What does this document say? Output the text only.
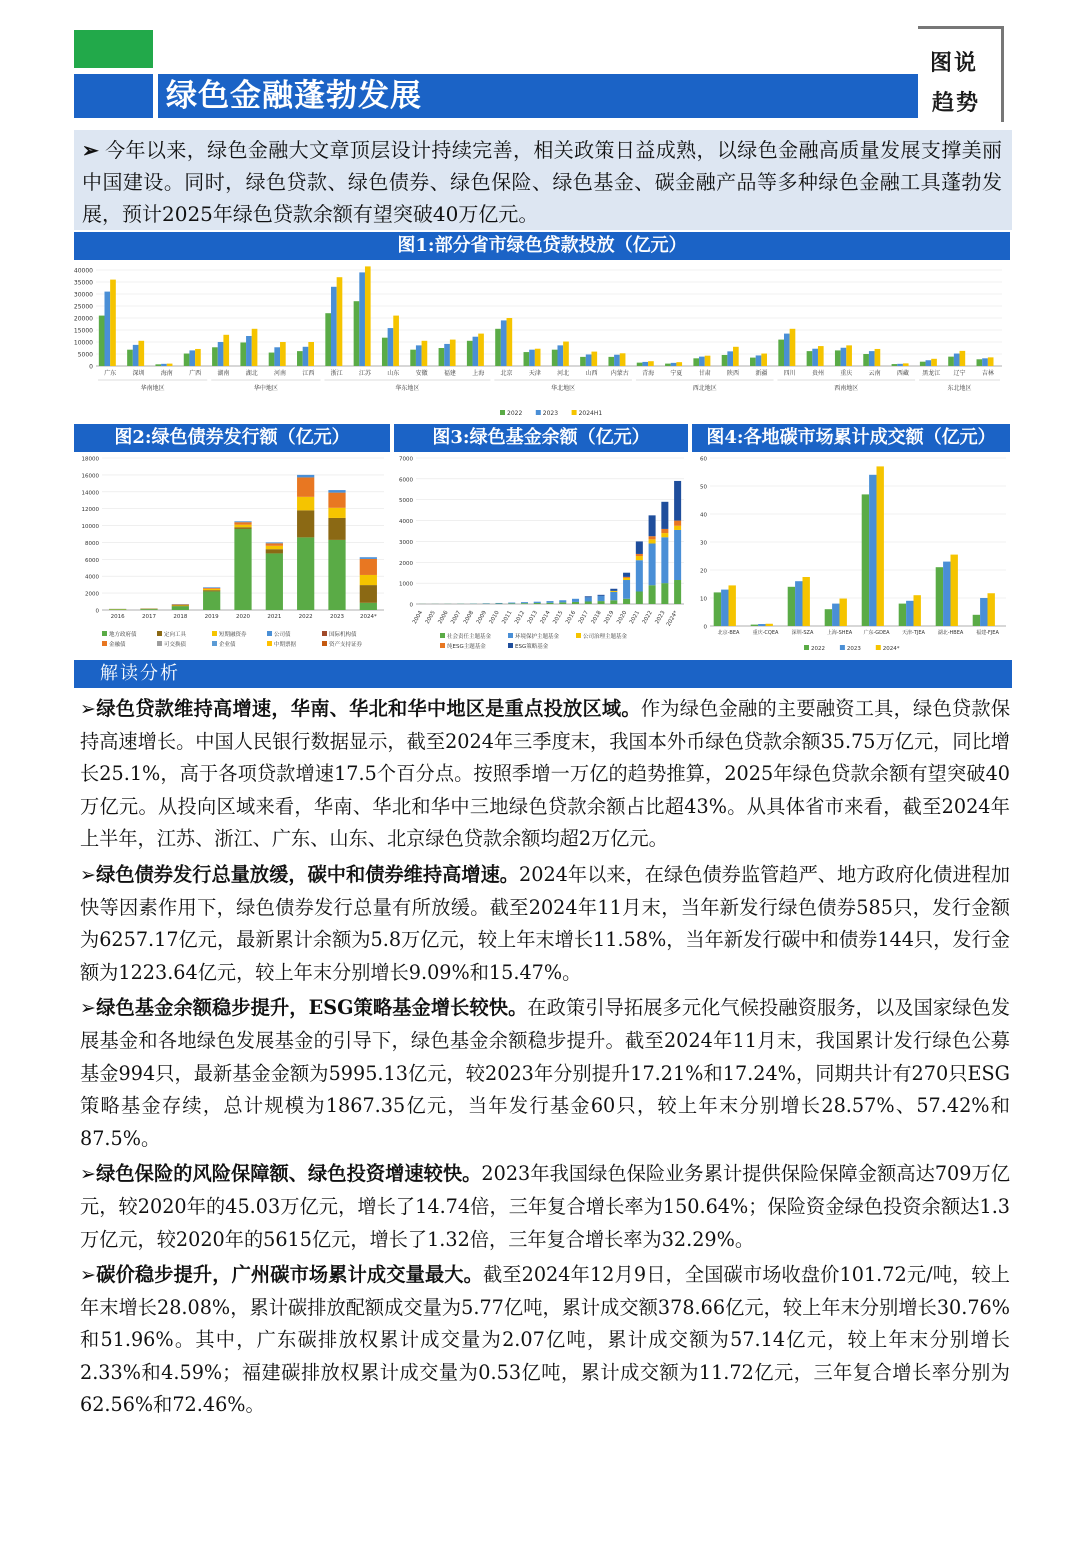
绿色金融蓬勃发展
图说
趋势
➢ 今年以来，绿色金融大文章顶层设计持续完善，相关政策日益成熟，以绿色金融高质量发展支撑美丽中国建设。同时，绿色贷款、绿色债券、绿色保险、绿色基金、碳金融产品等多种绿色金融工具蓬勃发展，预计2025年绿色贷款余额有望突破40万亿元。
图1:部分省市绿色贷款投放（亿元）
0
5000
10000
15000
20000
25000
30000
35000
40000
广东	深圳	海南	广西	湖南	湖北	河南	江西	浙江	江苏	山东	安徽	福建	上海	北京	天津	河北	山西 内蒙古 青海	宁夏	甘肃	陕西	新疆	四川	贵州	重庆	云南	西藏 黑龙江 辽宁	吉林
华南地区	华中地区	华东地区	华北地区	西北地区	西南地区	东北地区
2022	2023	2024H1
图2:绿色债券发行额（亿元）	图3:绿色基金余额（亿元）	图4:各地碳市场累计成交额（亿元）
0
2000
4000
6000
8000
10000
12000
14000
16000
18000
2016	2017	2018	2019	2020	2021	2022	2023	2024*
地方政府债	定向工具	短期融资券	公司债	国际机构债
金融债	可交换债	企业债	中期票据	资产支持证券
0
1000
2000
3000
4000
5000
6000
7000
2004 2005 2006 2007 2008 2009 2010 2011 2012 2013 2014 2015 2016 2017 2018 2019 2020 2021 2022 2023 2024*
社会责任主题基金	环境保护主题基金	公司治理主题基金
纯ESG主题基金	ESG策略基金
0
10
20
30
40
50
60
北京-BEA	重庆-CQEA	深圳-SZA	上海-SHEA 广东-GDEA 天津-TJEA	湖北-HBEA	福建-FJEA
2022	2023	2024*
解读分析

➢绿色贷款维持高增速，华南、华北和华中地区是重点投放区域。作为绿色金融的主要融资工具，绿色贷款保持高速增长。中国人民银行数据显示，截至2024年三季度末，我国本外币绿色贷款余额35.75万亿元，同比增长25.1%，高于各项贷款增速17.5个百分点。按照季增一万亿的趋势推算，2025年绿色贷款余额有望突破40万亿元。从投向区域来看，华南、华北和华中三地绿色贷款余额占比超43%。从具体省市来看，截至2024年上半年，江苏、浙江、广东、山东、北京绿色贷款余额均超2万亿元。

➢绿色债券发行总量放缓，碳中和债券维持高增速。2024年以来，在绿色债券监管趋严、地方政府化债进程加快等因素作用下，绿色债券发行总量有所放缓。截至2024年11月末，当年新发行绿色债券585只，发行金额为6257.17亿元，最新累计余额为5.8万亿元，较上年末增长11.58%，当年新发行碳中和债券144只，发行金额为1223.64亿元，较上年末分别增长9.09%和15.47%。

➢绿色基金余额稳步提升，ESG策略基金增长较快。在政策引导拓展多元化气候投融资服务，以及国家绿色发展基金和各地绿色发展基金的引导下，绿色基金余额稳步提升。截至2024年11月末，我国累计发行绿色公募基金994只，最新基金金额为5995.13亿元，较2023年分别提升17.21%和17.24%，同期共计有270只ESG策略基金存续，总计规模为1867.35亿元，当年发行基金60只，较上年末分别增长28.57%、57.42%和87.5%。

➢绿色保险的风险保障额、绿色投资增速较快。2023年我国绿色保险业务累计提供保险保障金额高达709万亿元，较2020年的45.03万亿元，增长了14.74倍，三年复合增长率为150.64%；保险资金绿色投资余额达1.3万亿元，较2020年的5615亿元，增长了1.32倍，三年复合增长率为32.29%。

➢碳价稳步提升，广州碳市场累计成交量最大。截至2024年12月9日，全国碳市场收盘价101.72元/吨，较上年末增长28.08%，累计碳排放配额成交量为5.77亿吨，累计成交额378.66亿元，较上年末分别增长30.76%和51.96%。其中，广东碳排放权累计成交量为2.07亿吨，累计成交额为57.14亿元，较上年末分别增长2.33%和4.59%；福建碳排放权累计成交量为0.53亿吨，累计成交额为11.72亿元，三年复合增长率分别为62.56%和72.46%。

################

**Task goal**
Go through the listing above and write it all out exactly, leaving out any picture.

**Answer to this problem**
What does this document say? Output the text only.
绿色金融蓬勃发展
图说
趋势
➢ 今年以来，绿色金融大文章顶层设计持续完善，相关政策日益成熟，以绿色金融高质量发展支撑美丽中国建设。同时，绿色贷款、绿色债券、绿色保险、绿色基金、碳金融产品等多种绿色金融工具蓬勃发展，预计2025年绿色贷款余额有望突破40万亿元。
图1:部分省市绿色贷款投放（亿元）
0
5000
10000
15000
20000
25000
30000
35000
40000
广东	深圳	海南	广西	湖南	湖北	河南	江西	浙江	江苏	山东	安徽	福建	上海	北京	天津	河北	山西 内蒙古 青海	宁夏	甘肃	陕西	新疆	四川	贵州	重庆	云南	西藏 黑龙江 辽宁	吉林
华南地区	华中地区	华东地区	华北地区	西北地区	西南地区	东北地区
2022	2023	2024H1
图2:绿色债券发行额（亿元）	图3:绿色基金余额（亿元）	图4:各地碳市场累计成交额（亿元）
0
2000
4000
6000
8000
10000
12000
14000
16000
18000
2016	2017	2018	2019	2020	2021	2022	2023	2024*
地方政府债	定向工具	短期融资券	公司债	国际机构债
金融债	可交换债	企业债	中期票据	资产支持证券
0
1000
2000
3000
4000
5000
6000
7000
2004 2005 2006 2007 2008 2009 2010 2011 2012 2013 2014 2015 2016 2017 2018 2019 2020 2021 2022 2023 2024*
社会责任主题基金	环境保护主题基金	公司治理主题基金
纯ESG主题基金	ESG策略基金
0
10
20
30
40
50
60
北京-BEA	重庆-CQEA	深圳-SZA	上海-SHEA 广东-GDEA 天津-TJEA	湖北-HBEA	福建-FJEA
2022	2023	2024*
解读分析

➢绿色贷款维持高增速，华南、华北和华中地区是重点投放区域。作为绿色金融的主要融资工具，绿色贷款保持高速增长。中国人民银行数据显示，截至2024年三季度末，我国本外币绿色贷款余额35.75万亿元，同比增长25.1%，高于各项贷款增速17.5个百分点。按照季增一万亿的趋势推算，2025年绿色贷款余额有望突破40万亿元。从投向区域来看，华南、华北和华中三地绿色贷款余额占比超43%。从具体省市来看，截至2024年上半年，江苏、浙江、广东、山东、北京绿色贷款余额均超2万亿元。

➢绿色债券发行总量放缓，碳中和债券维持高增速。2024年以来，在绿色债券监管趋严、地方政府化债进程加快等因素作用下，绿色债券发行总量有所放缓。截至2024年11月末，当年新发行绿色债券585只，发行金额为6257.17亿元，最新累计余额为5.8万亿元，较上年末增长11.58%，当年新发行碳中和债券144只，发行金额为1223.64亿元，较上年末分别增长9.09%和15.47%。

➢绿色基金余额稳步提升，ESG策略基金增长较快。在政策引导拓展多元化气候投融资服务，以及国家绿色发展基金和各地绿色发展基金的引导下，绿色基金余额稳步提升。截至2024年11月末，我国累计发行绿色公募基金994只，最新基金金额为5995.13亿元，较2023年分别提升17.21%和17.24%，同期共计有270只ESG策略基金存续，总计规模为1867.35亿元，当年发行基金60只，较上年末分别增长28.57%、57.42%和87.5%。

➢绿色保险的风险保障额、绿色投资增速较快。2023年我国绿色保险业务累计提供保险保障金额高达709万亿元，较2020年的45.03万亿元，增长了14.74倍，三年复合增长率为150.64%；保险资金绿色投资余额达1.3万亿元，较2020年的5615亿元，增长了1.32倍，三年复合增长率为32.29%。

➢碳价稳步提升，广州碳市场累计成交量最大。截至2024年12月9日，全国碳市场收盘价101.72元/吨，较上年末增长28.08%，累计碳排放配额成交量为5.77亿吨，累计成交额378.66亿元，较上年末分别增长30.76%和51.96%。其中，广东碳排放权累计成交量为2.07亿吨，累计成交额为57.14亿元，较上年末分别增长2.33%和4.59%；福建碳排放权累计成交量为0.53亿吨，累计成交额为11.72亿元，三年复合增长率分别为62.56%和72.46%。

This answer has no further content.